↓

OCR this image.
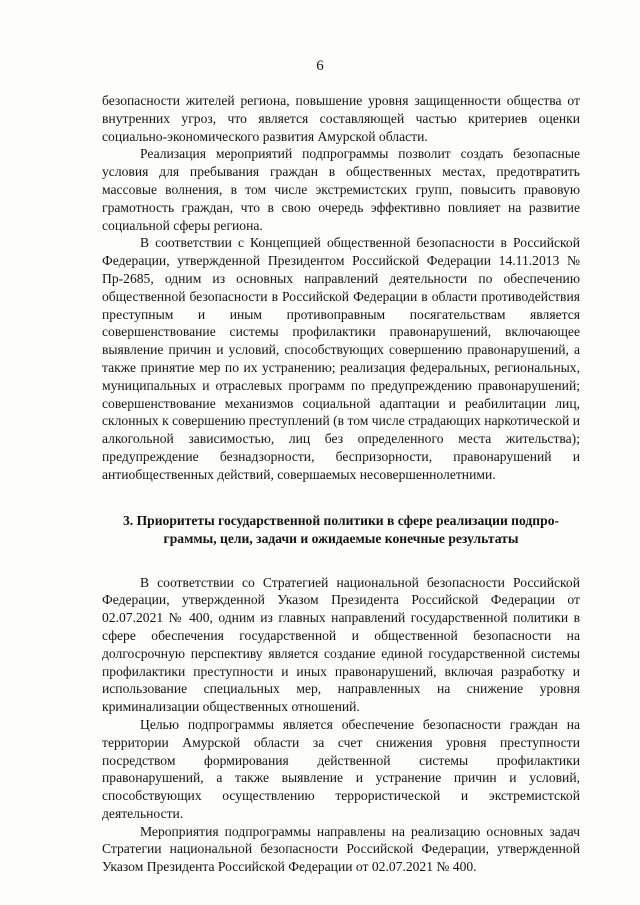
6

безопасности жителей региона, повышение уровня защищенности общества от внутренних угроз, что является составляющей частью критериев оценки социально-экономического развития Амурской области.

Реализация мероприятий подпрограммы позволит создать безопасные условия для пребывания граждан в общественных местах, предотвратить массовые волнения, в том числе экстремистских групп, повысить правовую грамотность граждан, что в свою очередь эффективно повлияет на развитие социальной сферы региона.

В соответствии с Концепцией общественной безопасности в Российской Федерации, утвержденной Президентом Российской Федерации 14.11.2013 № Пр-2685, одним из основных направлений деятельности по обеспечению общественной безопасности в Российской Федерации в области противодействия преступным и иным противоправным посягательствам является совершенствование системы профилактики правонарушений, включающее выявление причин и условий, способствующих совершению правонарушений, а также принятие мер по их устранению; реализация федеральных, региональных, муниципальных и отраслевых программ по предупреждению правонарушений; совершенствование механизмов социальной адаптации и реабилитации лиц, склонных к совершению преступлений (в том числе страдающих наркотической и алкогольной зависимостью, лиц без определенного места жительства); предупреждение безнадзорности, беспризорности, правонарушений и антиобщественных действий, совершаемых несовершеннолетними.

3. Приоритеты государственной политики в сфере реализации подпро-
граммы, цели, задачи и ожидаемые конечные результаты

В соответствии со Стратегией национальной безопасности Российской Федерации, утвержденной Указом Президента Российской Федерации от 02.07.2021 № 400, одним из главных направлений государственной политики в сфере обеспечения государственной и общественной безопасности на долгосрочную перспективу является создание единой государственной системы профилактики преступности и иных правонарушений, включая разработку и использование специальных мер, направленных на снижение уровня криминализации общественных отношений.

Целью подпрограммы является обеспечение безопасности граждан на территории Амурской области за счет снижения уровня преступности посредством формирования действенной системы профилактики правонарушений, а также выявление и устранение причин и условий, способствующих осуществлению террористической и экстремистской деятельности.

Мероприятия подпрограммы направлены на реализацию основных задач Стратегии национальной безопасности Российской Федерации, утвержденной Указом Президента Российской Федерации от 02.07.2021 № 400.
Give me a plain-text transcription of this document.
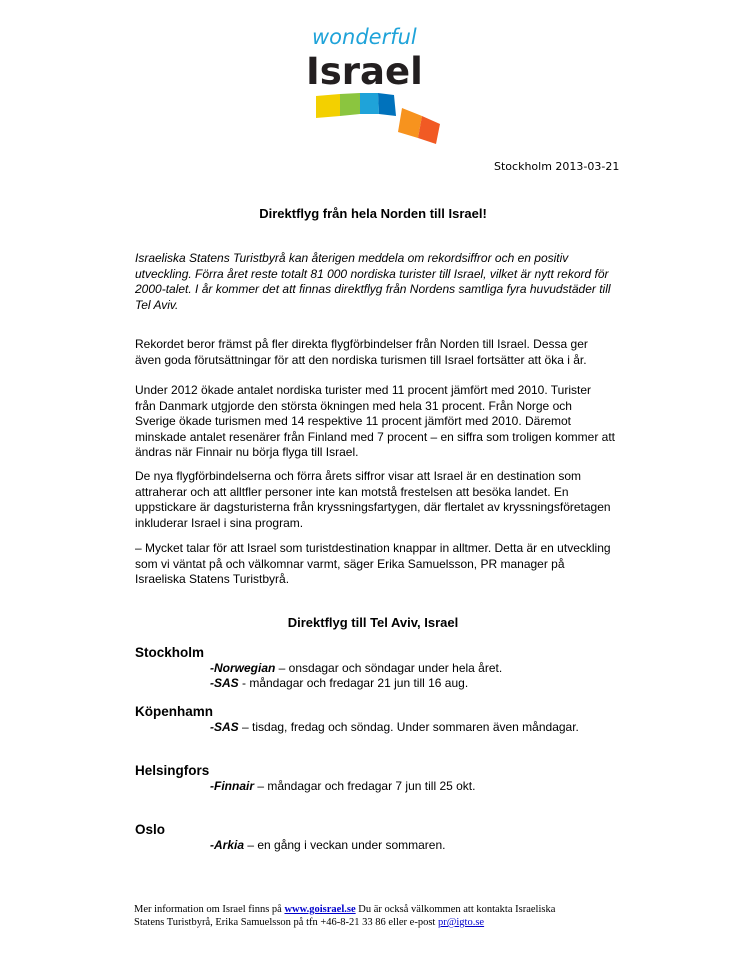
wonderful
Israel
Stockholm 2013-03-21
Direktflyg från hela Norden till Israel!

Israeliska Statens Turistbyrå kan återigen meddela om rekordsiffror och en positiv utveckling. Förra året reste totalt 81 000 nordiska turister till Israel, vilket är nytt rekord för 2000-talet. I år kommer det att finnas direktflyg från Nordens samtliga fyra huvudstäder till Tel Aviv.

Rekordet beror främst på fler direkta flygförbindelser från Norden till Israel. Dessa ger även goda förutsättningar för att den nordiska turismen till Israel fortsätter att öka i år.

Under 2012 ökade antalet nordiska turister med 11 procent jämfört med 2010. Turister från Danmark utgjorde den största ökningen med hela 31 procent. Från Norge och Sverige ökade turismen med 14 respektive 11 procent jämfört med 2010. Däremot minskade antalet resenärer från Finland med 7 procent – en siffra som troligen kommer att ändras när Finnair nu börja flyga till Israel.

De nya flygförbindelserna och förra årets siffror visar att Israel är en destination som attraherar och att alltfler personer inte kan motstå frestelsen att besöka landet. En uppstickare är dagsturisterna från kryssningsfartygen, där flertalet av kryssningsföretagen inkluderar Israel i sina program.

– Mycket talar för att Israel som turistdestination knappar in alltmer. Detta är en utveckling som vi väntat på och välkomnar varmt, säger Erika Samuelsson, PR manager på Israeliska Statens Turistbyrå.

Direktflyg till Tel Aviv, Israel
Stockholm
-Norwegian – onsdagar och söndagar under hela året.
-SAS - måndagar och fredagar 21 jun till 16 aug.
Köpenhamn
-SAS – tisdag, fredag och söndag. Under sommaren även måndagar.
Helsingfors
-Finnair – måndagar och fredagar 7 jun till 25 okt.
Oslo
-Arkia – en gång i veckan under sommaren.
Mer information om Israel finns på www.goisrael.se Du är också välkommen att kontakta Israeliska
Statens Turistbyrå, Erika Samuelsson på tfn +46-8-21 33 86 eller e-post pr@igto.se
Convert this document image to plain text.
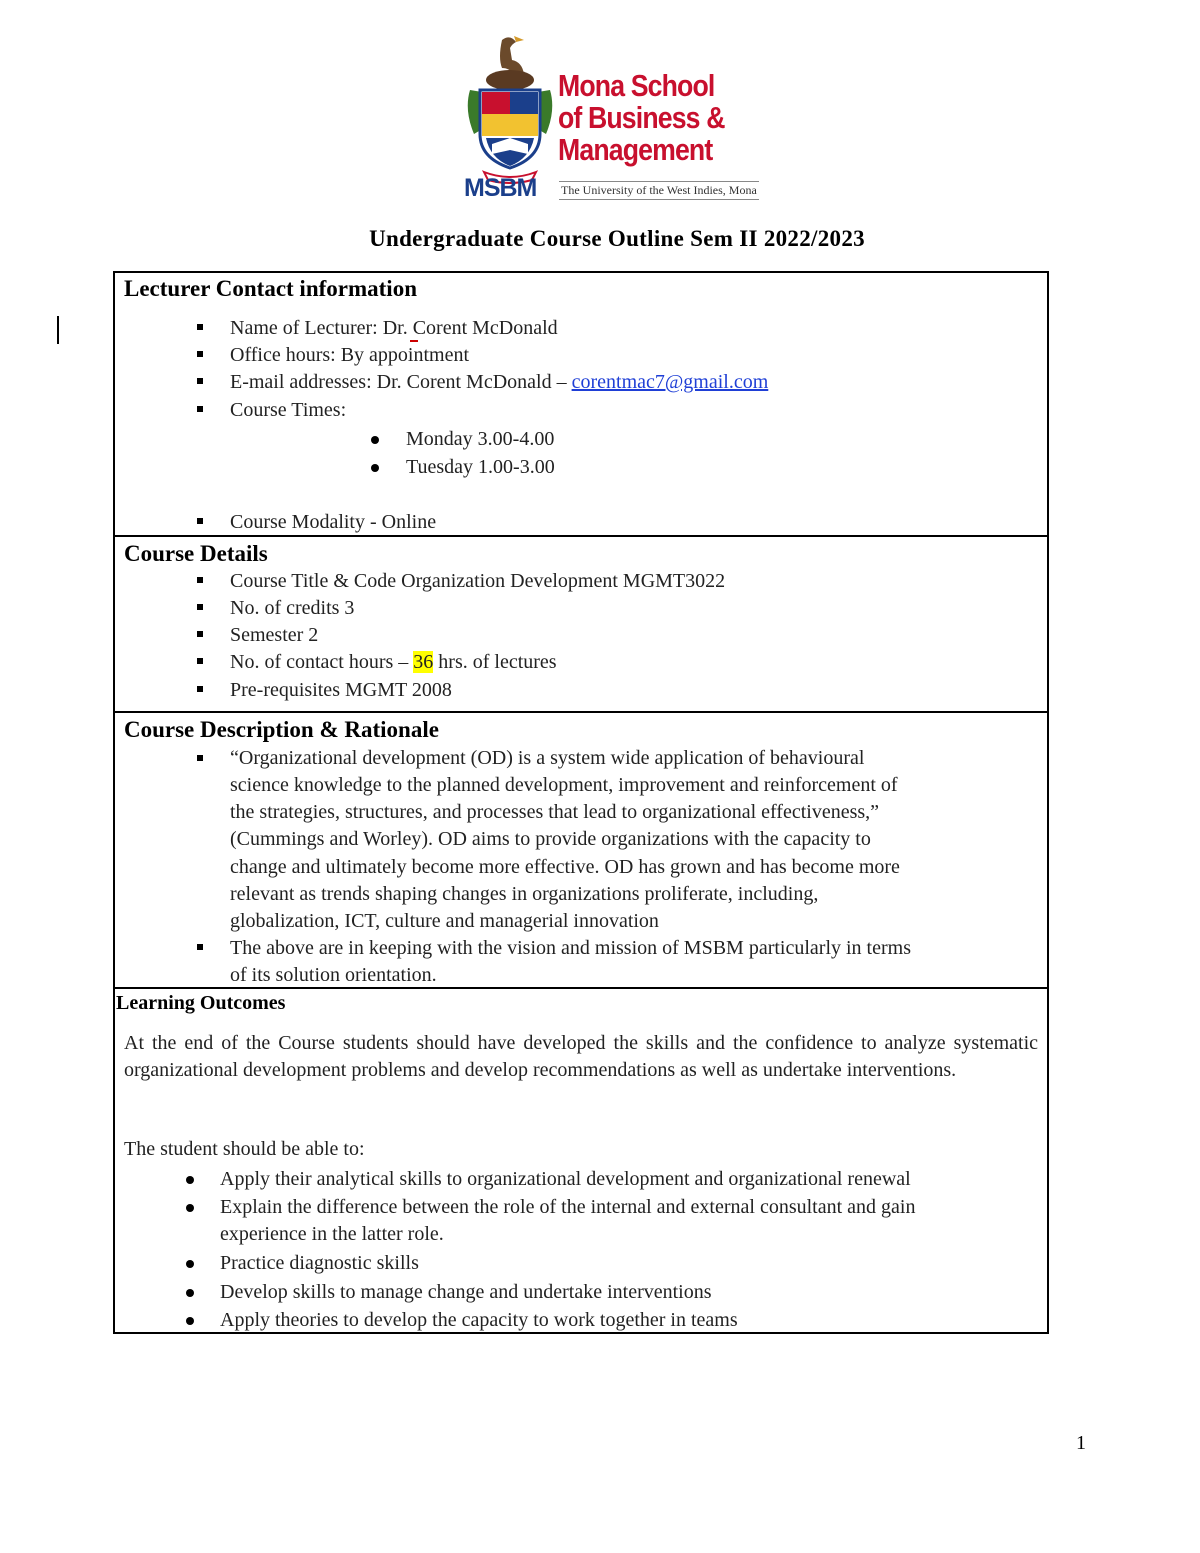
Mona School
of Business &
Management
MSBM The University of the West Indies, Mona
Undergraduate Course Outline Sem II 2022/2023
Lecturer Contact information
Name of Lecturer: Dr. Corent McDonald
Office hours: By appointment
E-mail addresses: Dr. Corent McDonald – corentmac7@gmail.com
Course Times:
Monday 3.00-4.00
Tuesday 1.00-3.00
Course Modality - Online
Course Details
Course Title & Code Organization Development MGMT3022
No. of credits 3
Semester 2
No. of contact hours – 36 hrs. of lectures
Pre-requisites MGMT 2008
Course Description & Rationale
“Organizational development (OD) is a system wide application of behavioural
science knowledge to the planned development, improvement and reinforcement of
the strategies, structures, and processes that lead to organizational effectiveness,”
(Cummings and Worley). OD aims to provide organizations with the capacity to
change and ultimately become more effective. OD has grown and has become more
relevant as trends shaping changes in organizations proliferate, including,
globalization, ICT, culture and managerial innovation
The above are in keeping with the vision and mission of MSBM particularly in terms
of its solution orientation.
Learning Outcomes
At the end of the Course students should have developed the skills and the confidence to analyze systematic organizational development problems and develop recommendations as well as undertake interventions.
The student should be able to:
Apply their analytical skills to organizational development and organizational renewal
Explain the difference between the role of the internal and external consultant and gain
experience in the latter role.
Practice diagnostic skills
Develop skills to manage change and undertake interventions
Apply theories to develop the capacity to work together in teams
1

↑
↓

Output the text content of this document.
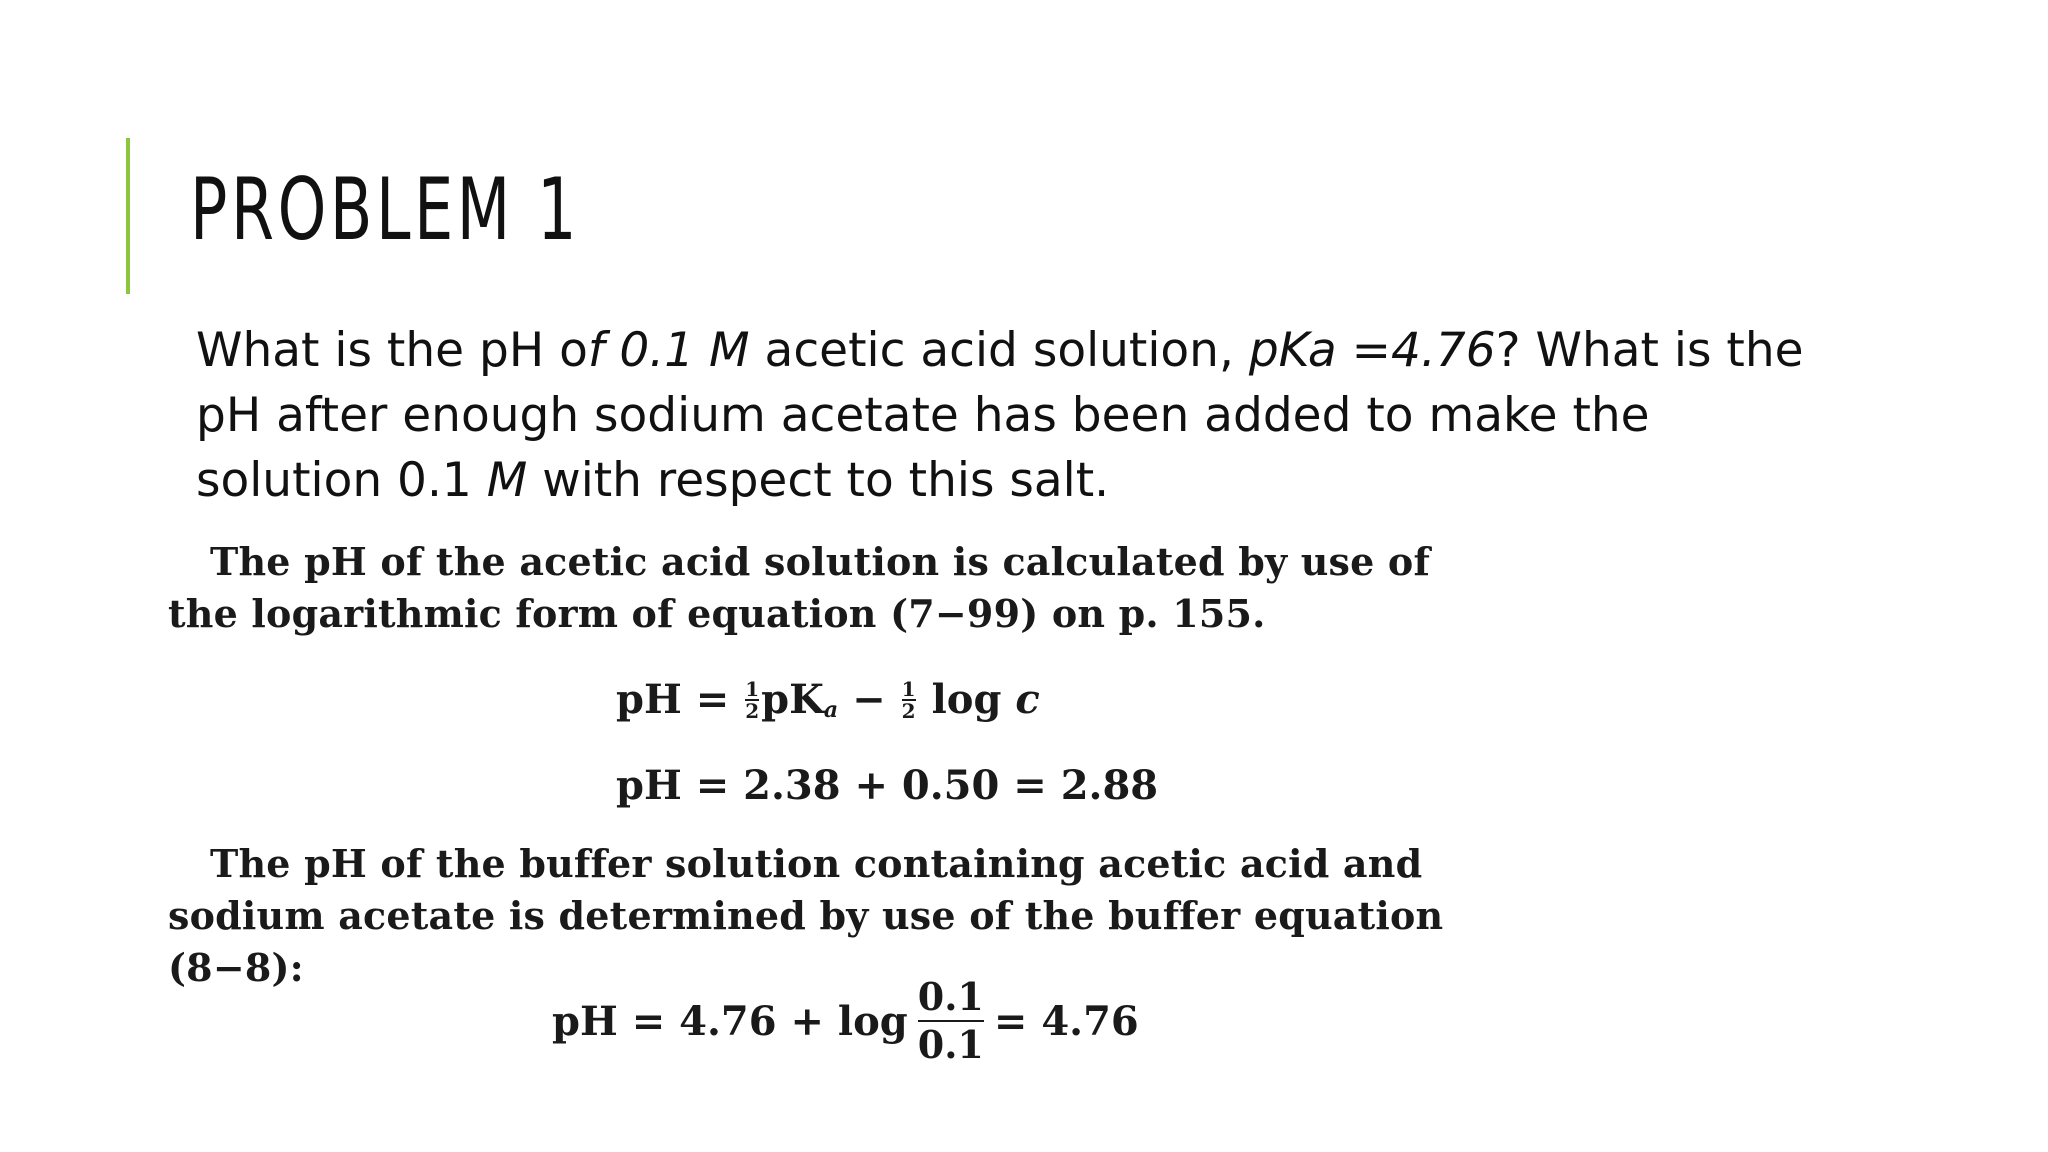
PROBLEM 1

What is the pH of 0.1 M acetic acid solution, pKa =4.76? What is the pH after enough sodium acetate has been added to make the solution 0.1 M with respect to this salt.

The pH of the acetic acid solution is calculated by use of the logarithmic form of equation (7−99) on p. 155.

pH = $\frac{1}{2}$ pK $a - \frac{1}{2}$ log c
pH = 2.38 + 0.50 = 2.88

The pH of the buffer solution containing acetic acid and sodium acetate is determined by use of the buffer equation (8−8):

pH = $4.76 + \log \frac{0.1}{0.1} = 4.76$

↑

◆ Exercise brief:
Copy each line that holds the word "Israeliska".

◆ Result:
Israeliska Statens Turistbyrå kan återigen meddela om rekordsiffror och en positiv utveckling. Förra året reste totalt 81 000 nordiska turister till Israel, vilket är nytt rekord för 2000-talet. I år kommer det att finnas direktflyg från Nordens samtliga fyra huvudstäder till Tel Aviv.
– Mycket talar för att Israel som turistdestination knappar in alltmer. Detta är en utveckling som vi väntat på och välkomnar varmt, säger Erika Samuelsson, PR manager på Israeliska Statens Turistbyrå.
Mer information om Israel finns på www.goisrael.se Du är också välkommen att kontakta Israeliska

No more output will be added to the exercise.